Work instruction
Go through the lines below and copy any that hold the string "Walfangmutterschiff".
• • •
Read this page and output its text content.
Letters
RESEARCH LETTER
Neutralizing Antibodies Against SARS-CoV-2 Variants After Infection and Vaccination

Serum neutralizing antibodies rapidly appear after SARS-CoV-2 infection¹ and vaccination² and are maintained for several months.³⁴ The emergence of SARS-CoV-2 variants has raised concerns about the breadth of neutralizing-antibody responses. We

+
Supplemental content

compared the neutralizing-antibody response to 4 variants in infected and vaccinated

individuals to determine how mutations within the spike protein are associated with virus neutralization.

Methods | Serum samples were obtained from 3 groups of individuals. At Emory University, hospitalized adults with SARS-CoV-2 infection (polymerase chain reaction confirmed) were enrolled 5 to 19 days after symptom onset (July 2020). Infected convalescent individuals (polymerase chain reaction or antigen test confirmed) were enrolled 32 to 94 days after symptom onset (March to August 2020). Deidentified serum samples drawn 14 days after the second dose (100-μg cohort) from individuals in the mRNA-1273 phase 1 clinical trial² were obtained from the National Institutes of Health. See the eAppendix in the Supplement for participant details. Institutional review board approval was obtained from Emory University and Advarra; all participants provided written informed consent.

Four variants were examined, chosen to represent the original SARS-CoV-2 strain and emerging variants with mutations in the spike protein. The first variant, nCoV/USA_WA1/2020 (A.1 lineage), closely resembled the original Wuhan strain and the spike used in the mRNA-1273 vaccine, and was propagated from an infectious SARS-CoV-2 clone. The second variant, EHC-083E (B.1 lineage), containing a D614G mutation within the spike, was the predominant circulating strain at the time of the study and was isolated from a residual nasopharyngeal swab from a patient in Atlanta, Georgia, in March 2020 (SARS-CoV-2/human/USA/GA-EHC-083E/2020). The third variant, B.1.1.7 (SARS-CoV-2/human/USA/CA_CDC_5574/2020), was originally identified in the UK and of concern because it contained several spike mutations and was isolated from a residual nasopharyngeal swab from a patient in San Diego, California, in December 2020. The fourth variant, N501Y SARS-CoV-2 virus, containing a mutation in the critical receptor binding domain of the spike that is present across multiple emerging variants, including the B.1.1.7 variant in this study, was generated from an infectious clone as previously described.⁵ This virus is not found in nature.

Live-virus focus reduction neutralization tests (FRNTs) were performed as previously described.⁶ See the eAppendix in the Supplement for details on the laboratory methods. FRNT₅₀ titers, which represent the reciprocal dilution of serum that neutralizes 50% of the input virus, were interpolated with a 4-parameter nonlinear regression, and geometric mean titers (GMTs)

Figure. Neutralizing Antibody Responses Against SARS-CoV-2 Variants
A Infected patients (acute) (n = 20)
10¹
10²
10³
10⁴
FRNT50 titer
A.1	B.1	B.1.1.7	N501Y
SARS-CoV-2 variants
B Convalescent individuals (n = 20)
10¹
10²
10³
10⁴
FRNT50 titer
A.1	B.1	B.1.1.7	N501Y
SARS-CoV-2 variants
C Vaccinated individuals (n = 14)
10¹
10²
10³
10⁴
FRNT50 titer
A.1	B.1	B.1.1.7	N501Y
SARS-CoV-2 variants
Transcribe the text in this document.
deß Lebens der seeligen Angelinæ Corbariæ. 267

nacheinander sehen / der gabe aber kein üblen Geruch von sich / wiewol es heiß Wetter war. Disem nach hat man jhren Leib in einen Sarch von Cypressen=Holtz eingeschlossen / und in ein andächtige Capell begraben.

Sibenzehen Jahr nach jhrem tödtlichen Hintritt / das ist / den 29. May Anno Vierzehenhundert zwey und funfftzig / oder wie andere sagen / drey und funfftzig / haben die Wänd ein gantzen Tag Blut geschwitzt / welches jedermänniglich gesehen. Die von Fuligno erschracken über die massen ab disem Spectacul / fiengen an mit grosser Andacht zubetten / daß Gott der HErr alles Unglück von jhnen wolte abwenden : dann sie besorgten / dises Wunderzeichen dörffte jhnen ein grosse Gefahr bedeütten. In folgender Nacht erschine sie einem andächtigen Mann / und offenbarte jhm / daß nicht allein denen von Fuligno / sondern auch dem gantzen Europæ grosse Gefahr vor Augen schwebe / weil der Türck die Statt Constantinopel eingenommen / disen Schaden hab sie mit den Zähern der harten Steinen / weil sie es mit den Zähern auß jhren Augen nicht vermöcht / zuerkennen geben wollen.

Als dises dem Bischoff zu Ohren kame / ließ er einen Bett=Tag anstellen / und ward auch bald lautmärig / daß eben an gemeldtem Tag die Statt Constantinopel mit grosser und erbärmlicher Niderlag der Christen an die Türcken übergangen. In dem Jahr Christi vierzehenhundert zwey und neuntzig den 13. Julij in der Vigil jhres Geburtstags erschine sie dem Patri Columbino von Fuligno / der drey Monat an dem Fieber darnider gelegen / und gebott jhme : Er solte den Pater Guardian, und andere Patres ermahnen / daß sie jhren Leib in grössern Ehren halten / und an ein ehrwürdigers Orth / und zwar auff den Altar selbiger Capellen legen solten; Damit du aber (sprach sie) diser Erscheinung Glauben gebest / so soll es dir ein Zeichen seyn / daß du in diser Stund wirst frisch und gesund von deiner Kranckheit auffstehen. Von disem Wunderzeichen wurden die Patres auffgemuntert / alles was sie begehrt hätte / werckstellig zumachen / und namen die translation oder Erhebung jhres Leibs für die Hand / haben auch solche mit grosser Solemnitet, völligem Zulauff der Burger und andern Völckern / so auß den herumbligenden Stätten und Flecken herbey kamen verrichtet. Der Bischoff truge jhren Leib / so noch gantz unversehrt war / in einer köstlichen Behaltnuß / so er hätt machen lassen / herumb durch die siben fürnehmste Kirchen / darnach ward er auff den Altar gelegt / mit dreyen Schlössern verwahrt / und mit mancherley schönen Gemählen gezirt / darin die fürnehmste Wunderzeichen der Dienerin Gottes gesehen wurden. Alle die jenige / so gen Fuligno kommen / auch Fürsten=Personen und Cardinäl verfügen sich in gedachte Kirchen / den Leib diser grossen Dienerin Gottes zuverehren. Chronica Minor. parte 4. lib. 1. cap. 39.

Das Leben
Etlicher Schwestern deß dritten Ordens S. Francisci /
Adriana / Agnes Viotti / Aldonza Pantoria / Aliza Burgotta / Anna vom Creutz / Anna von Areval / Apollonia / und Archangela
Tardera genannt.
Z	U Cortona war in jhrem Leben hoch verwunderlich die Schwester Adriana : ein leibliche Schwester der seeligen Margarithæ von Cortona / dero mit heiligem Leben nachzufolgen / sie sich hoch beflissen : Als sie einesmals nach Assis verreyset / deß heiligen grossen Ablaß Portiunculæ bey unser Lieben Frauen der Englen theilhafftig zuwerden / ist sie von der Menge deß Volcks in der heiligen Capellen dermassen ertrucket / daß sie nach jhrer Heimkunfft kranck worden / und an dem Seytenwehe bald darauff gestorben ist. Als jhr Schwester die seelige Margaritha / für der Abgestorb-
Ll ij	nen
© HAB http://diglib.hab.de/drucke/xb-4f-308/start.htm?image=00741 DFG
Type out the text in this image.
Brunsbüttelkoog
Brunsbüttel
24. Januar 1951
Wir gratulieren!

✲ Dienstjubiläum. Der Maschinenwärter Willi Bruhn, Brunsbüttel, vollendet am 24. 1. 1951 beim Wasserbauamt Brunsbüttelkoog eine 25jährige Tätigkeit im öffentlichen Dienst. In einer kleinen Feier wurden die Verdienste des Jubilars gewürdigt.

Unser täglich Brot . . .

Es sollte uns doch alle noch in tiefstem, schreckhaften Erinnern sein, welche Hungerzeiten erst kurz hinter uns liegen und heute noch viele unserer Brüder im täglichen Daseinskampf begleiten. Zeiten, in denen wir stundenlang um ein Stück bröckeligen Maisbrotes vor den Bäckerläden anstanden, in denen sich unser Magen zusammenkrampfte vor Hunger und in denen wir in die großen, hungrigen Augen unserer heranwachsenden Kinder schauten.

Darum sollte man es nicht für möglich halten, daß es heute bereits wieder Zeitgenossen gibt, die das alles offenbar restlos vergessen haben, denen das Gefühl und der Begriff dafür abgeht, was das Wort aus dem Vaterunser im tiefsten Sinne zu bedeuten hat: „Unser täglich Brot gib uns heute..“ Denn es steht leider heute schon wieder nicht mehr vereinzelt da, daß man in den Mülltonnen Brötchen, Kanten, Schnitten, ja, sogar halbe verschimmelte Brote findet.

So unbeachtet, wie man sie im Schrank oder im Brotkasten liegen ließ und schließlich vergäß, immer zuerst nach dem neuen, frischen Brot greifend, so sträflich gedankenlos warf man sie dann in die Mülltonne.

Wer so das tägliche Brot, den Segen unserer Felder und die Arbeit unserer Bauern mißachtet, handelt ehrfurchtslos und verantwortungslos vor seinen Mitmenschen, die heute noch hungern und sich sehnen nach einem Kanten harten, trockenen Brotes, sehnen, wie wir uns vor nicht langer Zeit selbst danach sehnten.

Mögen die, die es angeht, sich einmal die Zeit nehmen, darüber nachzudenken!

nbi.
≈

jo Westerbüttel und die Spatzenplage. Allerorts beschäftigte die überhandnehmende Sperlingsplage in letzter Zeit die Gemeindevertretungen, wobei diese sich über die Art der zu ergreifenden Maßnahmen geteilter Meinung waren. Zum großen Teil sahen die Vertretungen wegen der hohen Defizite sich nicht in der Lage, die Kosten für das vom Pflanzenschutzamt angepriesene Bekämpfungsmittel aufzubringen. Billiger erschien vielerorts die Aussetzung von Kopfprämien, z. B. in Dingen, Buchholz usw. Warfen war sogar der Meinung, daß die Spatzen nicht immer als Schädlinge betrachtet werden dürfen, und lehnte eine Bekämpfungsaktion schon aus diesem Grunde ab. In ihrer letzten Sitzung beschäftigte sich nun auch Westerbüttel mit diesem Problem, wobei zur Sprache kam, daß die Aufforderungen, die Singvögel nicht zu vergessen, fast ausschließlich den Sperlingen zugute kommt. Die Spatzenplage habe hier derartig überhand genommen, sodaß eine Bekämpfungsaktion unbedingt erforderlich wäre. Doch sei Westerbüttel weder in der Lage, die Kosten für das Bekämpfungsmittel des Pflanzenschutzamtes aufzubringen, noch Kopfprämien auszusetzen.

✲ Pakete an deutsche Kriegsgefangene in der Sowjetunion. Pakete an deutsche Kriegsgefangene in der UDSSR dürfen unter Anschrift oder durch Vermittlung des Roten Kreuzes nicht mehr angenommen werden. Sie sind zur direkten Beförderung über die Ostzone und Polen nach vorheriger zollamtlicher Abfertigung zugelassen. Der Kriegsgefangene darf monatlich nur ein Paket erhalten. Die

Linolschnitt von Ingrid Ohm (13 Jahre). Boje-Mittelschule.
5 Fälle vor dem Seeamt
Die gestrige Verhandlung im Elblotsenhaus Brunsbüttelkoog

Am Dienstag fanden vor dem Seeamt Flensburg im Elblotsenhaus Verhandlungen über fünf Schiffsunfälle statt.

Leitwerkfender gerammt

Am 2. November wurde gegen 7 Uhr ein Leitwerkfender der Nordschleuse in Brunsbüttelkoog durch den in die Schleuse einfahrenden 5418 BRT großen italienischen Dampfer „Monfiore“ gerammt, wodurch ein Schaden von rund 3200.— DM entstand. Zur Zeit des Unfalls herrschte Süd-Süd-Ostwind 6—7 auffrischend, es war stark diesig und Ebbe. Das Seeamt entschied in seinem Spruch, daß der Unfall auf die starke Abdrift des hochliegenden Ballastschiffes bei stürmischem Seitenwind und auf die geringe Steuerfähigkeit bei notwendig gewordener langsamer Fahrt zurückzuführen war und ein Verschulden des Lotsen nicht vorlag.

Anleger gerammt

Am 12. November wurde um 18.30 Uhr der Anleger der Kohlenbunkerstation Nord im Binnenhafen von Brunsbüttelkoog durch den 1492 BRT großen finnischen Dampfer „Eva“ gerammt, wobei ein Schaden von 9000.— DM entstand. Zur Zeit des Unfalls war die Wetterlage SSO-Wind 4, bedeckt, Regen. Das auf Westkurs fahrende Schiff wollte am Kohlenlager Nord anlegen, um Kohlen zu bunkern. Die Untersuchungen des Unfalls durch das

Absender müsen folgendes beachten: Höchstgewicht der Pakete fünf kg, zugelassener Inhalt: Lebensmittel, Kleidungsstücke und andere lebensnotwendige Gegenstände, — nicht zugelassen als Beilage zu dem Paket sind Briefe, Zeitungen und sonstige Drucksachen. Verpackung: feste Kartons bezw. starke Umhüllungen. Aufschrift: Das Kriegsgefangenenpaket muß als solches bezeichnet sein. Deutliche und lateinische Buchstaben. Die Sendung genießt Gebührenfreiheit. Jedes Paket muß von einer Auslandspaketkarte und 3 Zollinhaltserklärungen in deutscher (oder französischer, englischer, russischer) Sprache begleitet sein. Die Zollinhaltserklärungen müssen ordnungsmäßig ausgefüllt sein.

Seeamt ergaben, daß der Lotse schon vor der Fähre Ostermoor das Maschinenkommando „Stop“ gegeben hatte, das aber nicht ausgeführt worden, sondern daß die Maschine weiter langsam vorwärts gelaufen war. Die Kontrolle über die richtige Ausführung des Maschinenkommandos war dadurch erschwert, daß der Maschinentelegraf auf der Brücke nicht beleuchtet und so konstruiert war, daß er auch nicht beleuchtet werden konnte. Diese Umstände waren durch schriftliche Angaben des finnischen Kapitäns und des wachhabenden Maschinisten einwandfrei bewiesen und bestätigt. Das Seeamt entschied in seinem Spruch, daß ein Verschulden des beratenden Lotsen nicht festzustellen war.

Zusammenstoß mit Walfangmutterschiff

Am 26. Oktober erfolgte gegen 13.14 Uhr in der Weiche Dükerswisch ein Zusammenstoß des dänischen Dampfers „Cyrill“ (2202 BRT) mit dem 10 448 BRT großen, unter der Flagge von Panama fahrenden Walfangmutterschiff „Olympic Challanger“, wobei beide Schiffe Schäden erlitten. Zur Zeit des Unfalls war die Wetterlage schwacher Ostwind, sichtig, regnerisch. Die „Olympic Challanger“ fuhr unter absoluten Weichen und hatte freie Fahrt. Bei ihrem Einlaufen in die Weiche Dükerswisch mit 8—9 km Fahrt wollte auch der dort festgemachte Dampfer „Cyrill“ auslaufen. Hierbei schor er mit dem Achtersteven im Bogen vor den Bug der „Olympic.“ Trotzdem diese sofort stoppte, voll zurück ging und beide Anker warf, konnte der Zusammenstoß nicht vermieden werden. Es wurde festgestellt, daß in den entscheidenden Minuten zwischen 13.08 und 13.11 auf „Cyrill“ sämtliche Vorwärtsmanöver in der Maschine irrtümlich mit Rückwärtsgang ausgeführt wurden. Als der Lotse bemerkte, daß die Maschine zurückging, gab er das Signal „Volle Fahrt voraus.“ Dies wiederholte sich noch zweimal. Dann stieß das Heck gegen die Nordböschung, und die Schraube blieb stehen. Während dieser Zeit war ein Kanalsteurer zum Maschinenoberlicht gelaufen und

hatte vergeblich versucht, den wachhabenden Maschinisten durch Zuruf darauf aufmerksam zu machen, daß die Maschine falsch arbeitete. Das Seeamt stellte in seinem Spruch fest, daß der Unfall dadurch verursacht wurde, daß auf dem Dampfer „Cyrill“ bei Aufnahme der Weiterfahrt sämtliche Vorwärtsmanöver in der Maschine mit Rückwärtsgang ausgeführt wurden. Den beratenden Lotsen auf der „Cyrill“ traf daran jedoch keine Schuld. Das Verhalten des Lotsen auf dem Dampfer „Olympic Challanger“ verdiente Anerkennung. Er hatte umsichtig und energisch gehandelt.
• • •
Result below
Zusammenstoß mit Walfangmutterschiff
Am 26. Oktober erfolgte gegen 13.14 Uhr in der Weiche Dükerswisch ein Zusammenstoß des dänischen Dampfers „Cyrill“ (2202 BRT) mit dem 10 448 BRT großen, unter der Flagge von Panama fahrenden Walfangmutterschiff „Olympic Challanger“, wobei beide Schiffe Schäden erlitten. Zur Zeit des Unfalls war die Wetterlage schwacher Ostwind, sichtig, regnerisch. Die „Olympic Challanger“ fuhr unter absoluten Weichen und hatte freie Fahrt. Bei ihrem Einlaufen in die Weiche Dükerswisch mit 8—9 km Fahrt wollte auch der dort festgemachte Dampfer „Cyrill“ auslaufen. Hierbei schor er mit dem Achtersteven im Bogen vor den Bug der „Olympic.“ Trotzdem diese sofort stoppte, voll zurück ging und beide Anker warf, konnte der Zusammenstoß nicht vermieden werden. Es wurde festgestellt, daß in den entscheidenden Minuten zwischen 13.08 und 13.11 auf „Cyrill“ sämtliche Vorwärtsmanöver in der Maschine irrtümlich mit Rückwärtsgang ausgeführt wurden. Als der Lotse bemerkte, daß die Maschine zurückging, gab er das Signal „Volle Fahrt voraus.“ Dies wiederholte sich noch zweimal. Dann stieß das Heck gegen die Nordböschung, und die Schraube blieb stehen. Während dieser Zeit war ein Kanalsteurer zum Maschinenoberlicht gelaufen und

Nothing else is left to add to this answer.